=== TASK PROMPT ===
Reproduce verbatim the lines from the very first one through the line containing "speaker-icon[interactable]: ◉ <box>1034", inclusive.

=== RECORD EXCERPTS ===
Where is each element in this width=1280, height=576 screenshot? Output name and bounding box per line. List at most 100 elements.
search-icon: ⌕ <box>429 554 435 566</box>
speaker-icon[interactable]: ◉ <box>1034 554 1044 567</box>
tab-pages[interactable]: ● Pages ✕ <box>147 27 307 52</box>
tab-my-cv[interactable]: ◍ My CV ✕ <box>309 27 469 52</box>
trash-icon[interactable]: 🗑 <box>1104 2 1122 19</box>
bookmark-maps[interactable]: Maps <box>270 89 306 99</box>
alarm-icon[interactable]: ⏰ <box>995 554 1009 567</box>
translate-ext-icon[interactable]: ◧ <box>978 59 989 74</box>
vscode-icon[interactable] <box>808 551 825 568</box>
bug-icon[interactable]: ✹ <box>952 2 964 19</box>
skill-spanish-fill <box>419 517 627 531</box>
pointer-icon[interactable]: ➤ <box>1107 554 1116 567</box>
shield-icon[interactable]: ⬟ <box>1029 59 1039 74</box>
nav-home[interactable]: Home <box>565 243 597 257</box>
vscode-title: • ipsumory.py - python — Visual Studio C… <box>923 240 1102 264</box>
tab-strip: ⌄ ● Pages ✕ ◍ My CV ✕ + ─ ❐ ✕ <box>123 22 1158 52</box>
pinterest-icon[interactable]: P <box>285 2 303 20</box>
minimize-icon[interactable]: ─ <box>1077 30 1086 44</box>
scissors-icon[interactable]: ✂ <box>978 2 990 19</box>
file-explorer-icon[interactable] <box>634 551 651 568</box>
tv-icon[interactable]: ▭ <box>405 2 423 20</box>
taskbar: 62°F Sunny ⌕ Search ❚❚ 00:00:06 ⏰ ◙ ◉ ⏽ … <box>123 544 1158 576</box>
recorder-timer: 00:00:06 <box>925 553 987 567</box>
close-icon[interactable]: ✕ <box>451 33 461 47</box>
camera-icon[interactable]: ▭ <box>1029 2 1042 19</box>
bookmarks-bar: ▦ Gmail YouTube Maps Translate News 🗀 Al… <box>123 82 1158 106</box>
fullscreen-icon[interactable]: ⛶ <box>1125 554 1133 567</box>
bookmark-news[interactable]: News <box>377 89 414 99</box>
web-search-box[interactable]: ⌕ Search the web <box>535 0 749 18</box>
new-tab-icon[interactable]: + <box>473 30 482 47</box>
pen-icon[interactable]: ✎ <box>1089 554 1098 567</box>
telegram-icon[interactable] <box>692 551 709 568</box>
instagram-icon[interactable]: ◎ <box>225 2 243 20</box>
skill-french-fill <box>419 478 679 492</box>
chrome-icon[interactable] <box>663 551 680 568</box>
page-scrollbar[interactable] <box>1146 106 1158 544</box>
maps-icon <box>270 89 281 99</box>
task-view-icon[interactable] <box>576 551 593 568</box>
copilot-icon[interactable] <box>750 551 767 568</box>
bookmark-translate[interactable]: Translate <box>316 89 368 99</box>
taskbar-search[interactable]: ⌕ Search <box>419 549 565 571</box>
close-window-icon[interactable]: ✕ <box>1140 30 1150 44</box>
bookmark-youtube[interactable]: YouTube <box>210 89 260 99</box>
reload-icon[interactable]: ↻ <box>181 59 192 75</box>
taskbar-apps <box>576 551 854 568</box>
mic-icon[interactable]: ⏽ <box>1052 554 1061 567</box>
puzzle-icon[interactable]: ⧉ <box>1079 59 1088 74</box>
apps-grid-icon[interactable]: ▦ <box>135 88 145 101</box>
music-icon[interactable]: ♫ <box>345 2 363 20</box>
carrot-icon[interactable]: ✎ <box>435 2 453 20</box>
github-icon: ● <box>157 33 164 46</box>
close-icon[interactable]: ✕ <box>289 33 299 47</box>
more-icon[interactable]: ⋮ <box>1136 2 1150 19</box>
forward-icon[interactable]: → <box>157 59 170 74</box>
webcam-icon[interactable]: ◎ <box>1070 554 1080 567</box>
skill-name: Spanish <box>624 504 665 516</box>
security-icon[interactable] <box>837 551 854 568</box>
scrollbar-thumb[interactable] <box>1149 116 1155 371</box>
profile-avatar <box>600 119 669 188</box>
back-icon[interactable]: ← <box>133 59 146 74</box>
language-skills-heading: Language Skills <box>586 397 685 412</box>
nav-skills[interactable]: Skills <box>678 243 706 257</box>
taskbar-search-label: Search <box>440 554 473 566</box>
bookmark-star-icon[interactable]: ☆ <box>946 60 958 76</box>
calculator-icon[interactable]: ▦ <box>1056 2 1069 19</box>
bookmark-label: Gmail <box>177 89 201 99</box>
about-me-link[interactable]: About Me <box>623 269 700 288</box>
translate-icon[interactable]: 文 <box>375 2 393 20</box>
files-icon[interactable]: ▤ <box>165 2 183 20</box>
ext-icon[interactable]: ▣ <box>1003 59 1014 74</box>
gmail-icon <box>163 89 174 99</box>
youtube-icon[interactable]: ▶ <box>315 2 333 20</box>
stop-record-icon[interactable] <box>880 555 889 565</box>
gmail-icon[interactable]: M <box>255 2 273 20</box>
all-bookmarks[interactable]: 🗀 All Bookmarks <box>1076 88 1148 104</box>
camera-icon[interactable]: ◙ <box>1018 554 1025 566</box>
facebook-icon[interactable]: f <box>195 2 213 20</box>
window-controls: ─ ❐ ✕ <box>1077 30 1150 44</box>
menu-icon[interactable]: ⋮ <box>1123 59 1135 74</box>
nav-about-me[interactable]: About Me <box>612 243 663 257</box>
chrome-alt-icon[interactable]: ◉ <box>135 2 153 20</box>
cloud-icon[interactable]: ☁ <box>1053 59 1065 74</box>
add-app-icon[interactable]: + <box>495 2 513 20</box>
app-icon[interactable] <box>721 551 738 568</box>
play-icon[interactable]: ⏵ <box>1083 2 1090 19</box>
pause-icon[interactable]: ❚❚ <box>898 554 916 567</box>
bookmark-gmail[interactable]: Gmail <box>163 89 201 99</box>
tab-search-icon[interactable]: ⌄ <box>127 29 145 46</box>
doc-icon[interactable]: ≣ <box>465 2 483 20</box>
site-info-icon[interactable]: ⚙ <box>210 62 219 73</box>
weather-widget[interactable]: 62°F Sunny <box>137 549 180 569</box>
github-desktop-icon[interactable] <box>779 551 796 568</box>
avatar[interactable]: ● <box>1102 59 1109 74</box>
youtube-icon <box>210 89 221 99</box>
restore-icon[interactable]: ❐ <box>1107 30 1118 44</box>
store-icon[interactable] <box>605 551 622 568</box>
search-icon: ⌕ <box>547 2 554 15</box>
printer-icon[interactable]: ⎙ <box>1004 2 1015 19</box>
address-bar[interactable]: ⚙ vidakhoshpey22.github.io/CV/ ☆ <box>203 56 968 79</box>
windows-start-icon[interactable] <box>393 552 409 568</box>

=== SOLUTION BELOW ===
Where is each element in this width=1280, height=576 screenshot? Output name and bounding box per line. List at most 100 elements.
search-icon: ⌕ <box>429 554 435 566</box>
speaker-icon[interactable]: ◉ <box>1034 554 1044 567</box>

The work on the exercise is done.